>> BEGIN INPUT MATERIAL

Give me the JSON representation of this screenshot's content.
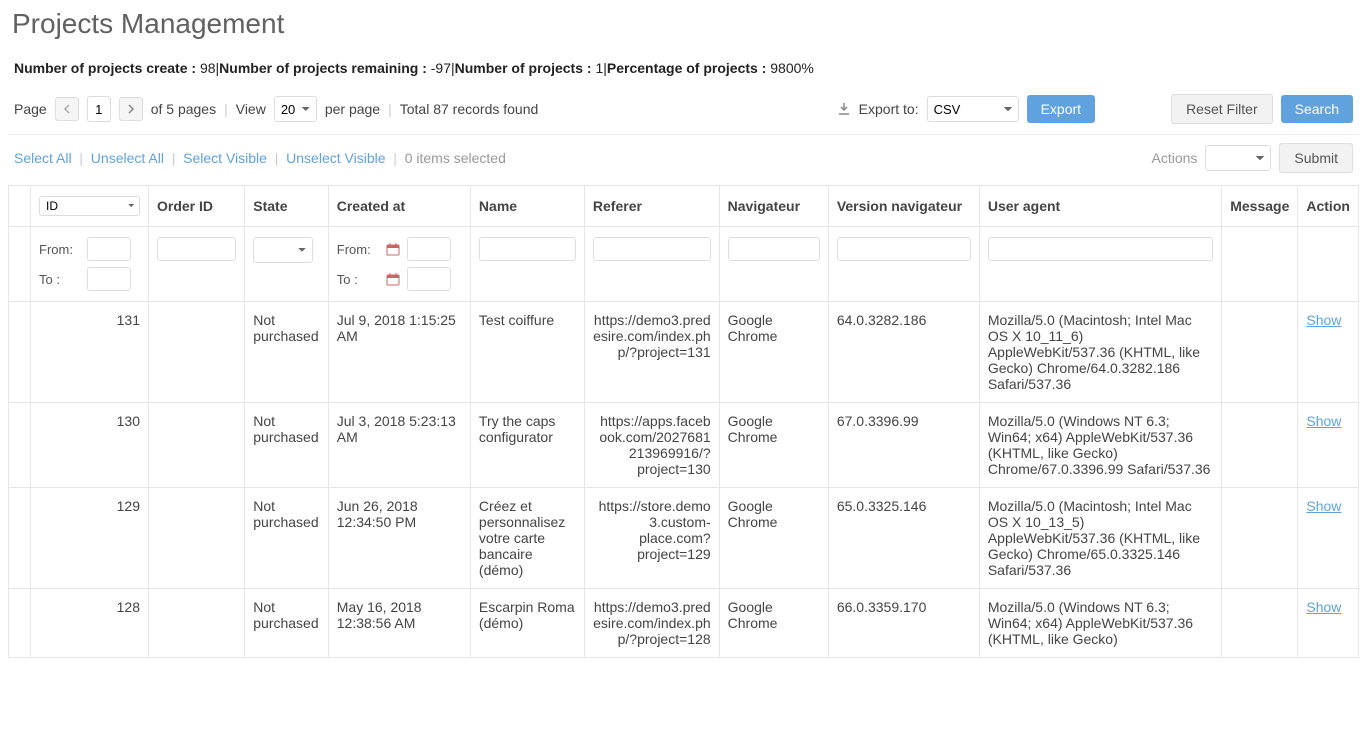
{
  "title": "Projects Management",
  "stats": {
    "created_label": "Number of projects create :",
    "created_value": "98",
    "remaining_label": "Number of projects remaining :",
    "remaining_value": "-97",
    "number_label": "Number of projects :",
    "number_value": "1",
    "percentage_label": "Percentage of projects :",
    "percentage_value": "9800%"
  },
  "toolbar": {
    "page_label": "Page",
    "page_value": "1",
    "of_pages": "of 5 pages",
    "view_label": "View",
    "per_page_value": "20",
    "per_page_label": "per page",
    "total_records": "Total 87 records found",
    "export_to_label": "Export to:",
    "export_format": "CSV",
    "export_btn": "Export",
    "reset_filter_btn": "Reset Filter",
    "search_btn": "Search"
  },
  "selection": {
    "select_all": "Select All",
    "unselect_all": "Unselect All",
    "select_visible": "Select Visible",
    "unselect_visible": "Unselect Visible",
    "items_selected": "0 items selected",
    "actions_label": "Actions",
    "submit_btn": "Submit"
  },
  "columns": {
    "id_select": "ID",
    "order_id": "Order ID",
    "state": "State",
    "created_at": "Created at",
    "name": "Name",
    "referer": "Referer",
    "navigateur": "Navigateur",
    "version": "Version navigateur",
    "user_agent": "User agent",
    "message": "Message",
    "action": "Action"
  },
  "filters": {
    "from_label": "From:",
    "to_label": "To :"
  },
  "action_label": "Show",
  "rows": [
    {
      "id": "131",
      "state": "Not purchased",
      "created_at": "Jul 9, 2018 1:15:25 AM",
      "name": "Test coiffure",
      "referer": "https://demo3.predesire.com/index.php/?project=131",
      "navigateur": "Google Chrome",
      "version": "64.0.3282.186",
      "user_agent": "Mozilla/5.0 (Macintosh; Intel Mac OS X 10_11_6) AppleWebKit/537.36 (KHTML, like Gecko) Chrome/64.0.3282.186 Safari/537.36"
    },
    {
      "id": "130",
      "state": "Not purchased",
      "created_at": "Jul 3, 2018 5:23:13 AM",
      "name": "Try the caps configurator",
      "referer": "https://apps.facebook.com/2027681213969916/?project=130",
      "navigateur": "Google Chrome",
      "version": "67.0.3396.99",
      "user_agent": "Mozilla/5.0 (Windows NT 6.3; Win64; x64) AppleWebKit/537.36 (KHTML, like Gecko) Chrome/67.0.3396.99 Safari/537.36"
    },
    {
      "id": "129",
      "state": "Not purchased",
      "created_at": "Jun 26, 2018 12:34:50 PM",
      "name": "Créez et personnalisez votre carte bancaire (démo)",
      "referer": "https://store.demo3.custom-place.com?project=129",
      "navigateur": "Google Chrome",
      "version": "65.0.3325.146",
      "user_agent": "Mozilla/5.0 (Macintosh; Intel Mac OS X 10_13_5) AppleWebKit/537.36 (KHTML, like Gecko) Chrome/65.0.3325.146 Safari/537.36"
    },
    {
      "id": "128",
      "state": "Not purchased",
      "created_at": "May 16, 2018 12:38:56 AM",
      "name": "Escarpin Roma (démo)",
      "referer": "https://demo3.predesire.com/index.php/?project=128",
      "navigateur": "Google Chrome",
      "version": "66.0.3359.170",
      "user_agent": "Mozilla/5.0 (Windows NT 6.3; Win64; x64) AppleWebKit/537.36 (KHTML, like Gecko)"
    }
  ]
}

>> END INPUT MATERIAL

WHAT IS ASKED » Gather each line of the listing containing the word "Windows" and show it.

REPLY TO THE EXERCISE »
      "user_agent": "Mozilla/5.0 (Windows NT 6.3; Win64; x64) AppleWebKit/537.36 (KHTML, like Gecko) Chrome/67.0.3396.99 Safari/537.36"
      "user_agent": "Mozilla/5.0 (Windows NT 6.3; Win64; x64) AppleWebKit/537.36 (KHTML, like Gecko)"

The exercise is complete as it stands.